• To do: Count the lines below that include the word "Buff持续时间" and write that number alone.

──────── Data for this task ────────

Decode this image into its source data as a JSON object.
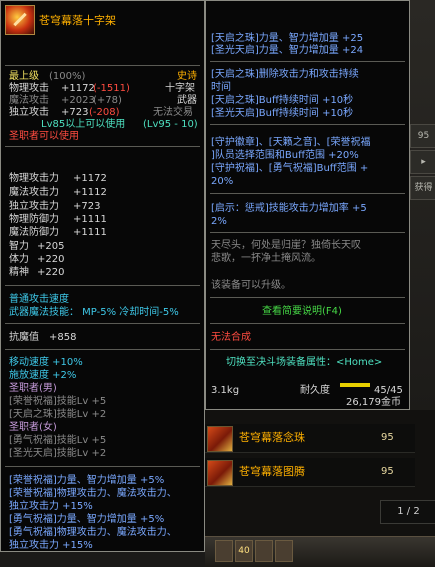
{
  "left_tip": {
    "title": "苍穹幕落十字架",
    "min_level_label": "最上级",
    "min_level_pct": "(100%)",
    "rarity": "史诗",
    "phys_atk_label": "物理攻击",
    "phys_atk_val": "+1172",
    "phys_atk_diff": "(-1511)",
    "type": "十字架",
    "mag_atk_label": "魔法攻击",
    "mag_atk_val": "+2023",
    "mag_atk_diff": "(+78)",
    "category": "武器",
    "ind_atk_label": "独立攻击",
    "ind_atk_val": "+723",
    "ind_atk_diff": "(-208)",
    "trade": "无法交易",
    "level_req": "Lv85以上可以使用",
    "level_range": "(Lv95 - 10)",
    "class_req": "圣职者可以使用",
    "stats": [
      {
        "label": "物理攻击力",
        "value": "+1172"
      },
      {
        "label": "魔法攻击力",
        "value": "+1112"
      },
      {
        "label": "独立攻击力",
        "value": "+723"
      },
      {
        "label": "物理防御力",
        "value": "+1111"
      },
      {
        "label": "魔法防御力",
        "value": "+1111"
      },
      {
        "label": "智力",
        "value": "+205"
      },
      {
        "label": "体力",
        "value": "+220"
      },
      {
        "label": "精神",
        "value": "+220"
      }
    ],
    "atk_speed_type": "普通攻击速度",
    "weapon_skill": "武器魔法技能： MP-5% 冷却时间-5%",
    "resist_label": "抗魔值",
    "resist_val": "+858",
    "move_speed": "移动速度 +10%",
    "cast_speed": "施放速度 +2%",
    "male_class": "圣职者(男)",
    "male_skill_1": "[荣誉祝福]技能Lv +5",
    "male_skill_2": "[天启之珠]技能Lv +2",
    "female_class": "圣职者(女)",
    "female_skill_1": "[勇气祝福]技能Lv +5",
    "female_skill_2": "[圣光天启]技能Lv +2",
    "buff_lines": [
      "[荣誉祝福]力量、智力增加量 +5%",
      "[荣誉祝福]物理攻击力、魔法攻击力、",
      "独立攻击力 +15%",
      "[勇气祝福]力量、智力增加量 +5%",
      "[勇气祝福]物理攻击力、魔法攻击力、",
      "独立攻击力 +15%"
    ]
  },
  "right_tip": {
    "lines_a": [
      "[天启之珠]力量、智力增加量 +25",
      "[圣光天启]力量、智力增加量 +24"
    ],
    "lines_b": [
      "[天启之珠]删除攻击力和攻击持续",
      "时间",
      "[天启之珠]Buff持续时间 +10秒",
      "[圣光天启]Buff持续时间 +10秒"
    ],
    "lines_c": [
      "[守护徽章]、[天籁之音]、[荣誉祝福",
      "]队员选择范围和Buff范围 +20%",
      "[守护祝福]、[勇气祝福]Buff范围 +",
      "20%"
    ],
    "lines_d": [
      "[启示：惩戒]技能攻击力增加率 +5",
      "2%"
    ],
    "flavor": [
      "天尽头，何处是归崖？独倚长天叹",
      "悲歌，一抔净土掩风流。"
    ],
    "upgradable": "该装备可以升级。",
    "view_desc": "查看简要说明(F4)",
    "no_synth": "无法合成",
    "switch_duel": "切换至决斗场装备属性：<Home>",
    "weight": "3.1kg",
    "durability_label": "耐久度",
    "durability_val": "45/45",
    "price": "26,179金币"
  },
  "items": [
    {
      "name": "苍穹幕落念珠",
      "level": "95"
    },
    {
      "name": "苍穹幕落图腾",
      "level": "95"
    }
  ],
  "side": {
    "num": "95",
    "get": "获得",
    "pager": "1 / 2",
    "slot_label": "40"
  },
  "colors": {
    "epic": "#ffb000",
    "bonus_blue": "#7aa8ff",
    "negative": "#ff4c40",
    "green_link": "#46d846"
  }
}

────────

• Finished answer: 2